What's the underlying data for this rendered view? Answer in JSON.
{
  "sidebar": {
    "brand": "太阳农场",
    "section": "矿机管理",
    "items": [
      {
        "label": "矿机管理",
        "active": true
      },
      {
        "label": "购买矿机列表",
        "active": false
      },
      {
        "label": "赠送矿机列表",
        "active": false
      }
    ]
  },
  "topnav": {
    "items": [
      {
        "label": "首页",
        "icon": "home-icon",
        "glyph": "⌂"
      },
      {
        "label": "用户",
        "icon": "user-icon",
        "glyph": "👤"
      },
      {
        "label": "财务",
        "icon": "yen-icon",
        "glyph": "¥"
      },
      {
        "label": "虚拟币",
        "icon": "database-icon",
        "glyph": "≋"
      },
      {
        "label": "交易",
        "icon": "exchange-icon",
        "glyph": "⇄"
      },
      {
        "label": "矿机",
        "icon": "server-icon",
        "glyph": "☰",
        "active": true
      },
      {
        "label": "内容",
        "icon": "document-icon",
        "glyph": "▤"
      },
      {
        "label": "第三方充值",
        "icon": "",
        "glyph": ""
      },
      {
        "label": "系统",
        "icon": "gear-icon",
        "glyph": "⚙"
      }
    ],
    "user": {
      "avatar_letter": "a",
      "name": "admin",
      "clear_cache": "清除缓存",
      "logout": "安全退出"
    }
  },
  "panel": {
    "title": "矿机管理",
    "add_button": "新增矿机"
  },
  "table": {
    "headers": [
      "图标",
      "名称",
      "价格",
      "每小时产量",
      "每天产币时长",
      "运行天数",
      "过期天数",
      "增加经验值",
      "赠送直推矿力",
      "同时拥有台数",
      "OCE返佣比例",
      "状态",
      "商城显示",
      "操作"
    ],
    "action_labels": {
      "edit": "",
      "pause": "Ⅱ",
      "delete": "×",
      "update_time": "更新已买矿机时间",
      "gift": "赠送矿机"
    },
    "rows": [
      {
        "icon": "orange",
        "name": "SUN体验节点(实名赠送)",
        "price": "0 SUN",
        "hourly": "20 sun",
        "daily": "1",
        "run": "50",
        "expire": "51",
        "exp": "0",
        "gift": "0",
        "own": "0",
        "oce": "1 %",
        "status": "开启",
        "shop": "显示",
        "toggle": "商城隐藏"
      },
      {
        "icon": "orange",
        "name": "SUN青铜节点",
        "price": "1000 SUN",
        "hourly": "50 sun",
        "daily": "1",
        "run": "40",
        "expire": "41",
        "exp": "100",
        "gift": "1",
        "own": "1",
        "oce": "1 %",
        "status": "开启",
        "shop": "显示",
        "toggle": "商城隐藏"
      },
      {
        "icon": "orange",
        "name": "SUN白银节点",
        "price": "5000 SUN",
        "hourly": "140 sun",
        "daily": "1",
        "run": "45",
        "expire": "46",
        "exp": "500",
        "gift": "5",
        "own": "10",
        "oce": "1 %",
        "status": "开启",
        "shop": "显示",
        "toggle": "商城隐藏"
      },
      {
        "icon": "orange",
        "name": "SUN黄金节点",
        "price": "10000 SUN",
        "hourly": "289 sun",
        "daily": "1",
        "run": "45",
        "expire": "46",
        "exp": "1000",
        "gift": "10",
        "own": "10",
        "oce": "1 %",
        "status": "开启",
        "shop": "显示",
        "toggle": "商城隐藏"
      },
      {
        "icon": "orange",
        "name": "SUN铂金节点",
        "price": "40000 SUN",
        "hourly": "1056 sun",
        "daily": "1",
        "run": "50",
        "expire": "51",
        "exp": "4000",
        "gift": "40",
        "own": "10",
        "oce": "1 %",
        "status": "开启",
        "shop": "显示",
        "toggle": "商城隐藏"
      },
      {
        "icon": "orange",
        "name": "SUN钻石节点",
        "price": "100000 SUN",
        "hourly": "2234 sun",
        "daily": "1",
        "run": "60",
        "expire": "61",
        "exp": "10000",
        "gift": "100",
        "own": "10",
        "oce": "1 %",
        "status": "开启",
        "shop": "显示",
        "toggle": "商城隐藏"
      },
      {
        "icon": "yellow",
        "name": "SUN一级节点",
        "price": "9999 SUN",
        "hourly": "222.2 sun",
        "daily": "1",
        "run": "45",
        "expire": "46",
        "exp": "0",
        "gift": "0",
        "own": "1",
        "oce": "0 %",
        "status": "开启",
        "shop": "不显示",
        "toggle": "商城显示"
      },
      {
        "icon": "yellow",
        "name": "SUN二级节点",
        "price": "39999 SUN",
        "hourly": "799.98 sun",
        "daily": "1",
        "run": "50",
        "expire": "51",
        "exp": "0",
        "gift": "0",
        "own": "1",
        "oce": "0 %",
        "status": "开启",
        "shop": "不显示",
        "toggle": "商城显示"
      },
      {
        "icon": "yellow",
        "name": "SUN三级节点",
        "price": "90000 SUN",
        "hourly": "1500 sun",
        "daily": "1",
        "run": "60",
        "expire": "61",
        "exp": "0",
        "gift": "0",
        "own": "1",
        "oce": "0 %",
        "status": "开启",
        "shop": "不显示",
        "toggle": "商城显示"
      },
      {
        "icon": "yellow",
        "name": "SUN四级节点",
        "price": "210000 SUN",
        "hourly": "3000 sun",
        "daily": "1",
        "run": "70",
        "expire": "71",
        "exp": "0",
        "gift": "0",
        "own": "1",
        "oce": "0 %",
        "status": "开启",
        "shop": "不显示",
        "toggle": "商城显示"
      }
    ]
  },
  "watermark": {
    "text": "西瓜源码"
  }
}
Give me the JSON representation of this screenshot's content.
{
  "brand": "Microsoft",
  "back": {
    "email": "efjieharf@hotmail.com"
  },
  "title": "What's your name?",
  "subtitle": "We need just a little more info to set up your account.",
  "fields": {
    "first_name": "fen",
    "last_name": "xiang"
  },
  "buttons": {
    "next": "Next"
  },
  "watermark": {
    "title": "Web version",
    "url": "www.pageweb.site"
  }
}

-=-=-=-=-

Stated problem: Transcribe all of the lines in the records precisely.

Problem solution:
What's the underlying data for this rendered view? Answer in JSON.
{
  "sidebar": {
    "brand": "太阳农场",
    "section": "矿机管理",
    "items": [
      {
        "label": "矿机管理",
        "active": true
      },
      {
        "label": "购买矿机列表",
        "active": false
      },
      {
        "label": "赠送矿机列表",
        "active": false
      }
    ]
  },
  "topnav": {
    "items": [
      {
        "label": "首页",
        "icon": "home-icon",
        "glyph": "⌂"
      },
      {
        "label": "用户",
        "icon": "user-icon",
        "glyph": "👤"
      },
      {
        "label": "财务",
        "icon": "yen-icon",
        "glyph": "¥"
      },
      {
        "label": "虚拟币",
        "icon": "database-icon",
        "glyph": "≋"
      },
      {
        "label": "交易",
        "icon": "exchange-icon",
        "glyph": "⇄"
      },
      {
        "label": "矿机",
        "icon": "server-icon",
        "glyph": "☰",
        "active": true
      },
      {
        "label": "内容",
        "icon": "document-icon",
        "glyph": "▤"
      },
      {
        "label": "第三方充值",
        "icon": "",
        "glyph": ""
      },
      {
        "label": "系统",
        "icon": "gear-icon",
        "glyph": "⚙"
      }
    ],
    "user": {
      "avatar_letter": "a",
      "name": "admin",
      "clear_cache": "清除缓存",
      "logout": "安全退出"
    }
  },
  "panel": {
    "title": "矿机管理",
    "add_button": "新增矿机"
  },
  "table": {
    "headers": [
      "图标",
      "名称",
      "价格",
      "每小时产量",
      "每天产币时长",
      "运行天数",
      "过期天数",
      "增加经验值",
      "赠送直推矿力",
      "同时拥有台数",
      "OCE返佣比例",
      "状态",
      "商城显示",
      "操作"
    ],
    "action_labels": {
      "edit": "",
      "pause": "Ⅱ",
      "delete": "×",
      "update_time": "更新已买矿机时间",
      "gift": "赠送矿机"
    },
    "rows": [
      {
        "icon": "orange",
        "name": "SUN体验节点(实名赠送)",
        "price": "0 SUN",
        "hourly": "20 sun",
        "daily": "1",
        "run": "50",
        "expire": "51",
        "exp": "0",
        "gift": "0",
        "own": "0",
        "oce": "1 %",
        "status": "开启",
        "shop": "显示",
        "toggle": "商城隐藏"
      },
      {
        "icon": "orange",
        "name": "SUN青铜节点",
        "price": "1000 SUN",
        "hourly": "50 sun",
        "daily": "1",
        "run": "40",
        "expire": "41",
        "exp": "100",
        "gift": "1",
        "own": "1",
        "oce": "1 %",
        "status": "开启",
        "shop": "显示",
        "toggle": "商城隐藏"
      },
      {
        "icon": "orange",
        "name": "SUN白银节点",
        "price": "5000 SUN",
        "hourly": "140 sun",
        "daily": "1",
        "run": "45",
        "expire": "46",
        "exp": "500",
        "gift": "5",
        "own": "10",
        "oce": "1 %",
        "status": "开启",
        "shop": "显示",
        "toggle": "商城隐藏"
      },
      {
        "icon": "orange",
        "name": "SUN黄金节点",
        "price": "10000 SUN",
        "hourly": "289 sun",
        "daily": "1",
        "run": "45",
        "expire": "46",
        "exp": "1000",
        "gift": "10",
        "own": "10",
        "oce": "1 %",
        "status": "开启",
        "shop": "显示",
        "toggle": "商城隐藏"
      },
      {
        "icon": "orange",
        "name": "SUN铂金节点",
        "price": "40000 SUN",
        "hourly": "1056 sun",
        "daily": "1",
        "run": "50",
        "expire": "51",
        "exp": "4000",
        "gift": "40",
        "own": "10",
        "oce": "1 %",
        "status": "开启",
        "shop": "显示",
        "toggle": "商城隐藏"
      },
      {
        "icon": "orange",
        "name": "SUN钻石节点",
        "price": "100000 SUN",
        "hourly": "2234 sun",
        "daily": "1",
        "run": "60",
        "expire": "61",
        "exp": "10000",
        "gift": "100",
        "own": "10",
        "oce": "1 %",
        "status": "开启",
        "shop": "显示",
        "toggle": "商城隐藏"
      },
      {
        "icon": "yellow",
        "name": "SUN一级节点",
        "price": "9999 SUN",
        "hourly": "222.2 sun",
        "daily": "1",
        "run": "45",
        "expire": "46",
        "exp": "0",
        "gift": "0",
        "own": "1",
        "oce": "0 %",
        "status": "开启",
        "shop": "不显示",
        "toggle": "商城显示"
      },
      {
        "icon": "yellow",
        "name": "SUN二级节点",
        "price": "39999 SUN",
        "hourly": "799.98 sun",
        "daily": "1",
        "run": "50",
        "expire": "51",
        "exp": "0",
        "gift": "0",
        "own": "1",
        "oce": "0 %",
        "status": "开启",
        "shop": "不显示",
        "toggle": "商城显示"
      },
      {
        "icon": "yellow",
        "name": "SUN三级节点",
        "price": "90000 SUN",
        "hourly": "1500 sun",
        "daily": "1",
        "run": "60",
        "expire": "61",
        "exp": "0",
        "gift": "0",
        "own": "1",
        "oce": "0 %",
        "status": "开启",
        "shop": "不显示",
        "toggle": "商城显示"
      },
      {
        "icon": "yellow",
        "name": "SUN四级节点",
        "price": "210000 SUN",
        "hourly": "3000 sun",
        "daily": "1",
        "run": "70",
        "expire": "71",
        "exp": "0",
        "gift": "0",
        "own": "1",
        "oce": "0 %",
        "status": "开启",
        "shop": "不显示",
        "toggle": "商城显示"
      }
    ]
  },
  "watermark": {
    "text": "西瓜源码"
  }
}
Give me the JSON representation of this screenshot's content.
{
  "brand": "Microsoft",
  "back": {
    "email": "efjieharf@hotmail.com"
  },
  "title": "What's your name?",
  "subtitle": "We need just a little more info to set up your account.",
  "fields": {
    "first_name": "fen",
    "last_name": "xiang"
  },
  "buttons": {
    "next": "Next"
  },
  "watermark": {
    "title": "Web version",
    "url": "www.pageweb.site"
  }
}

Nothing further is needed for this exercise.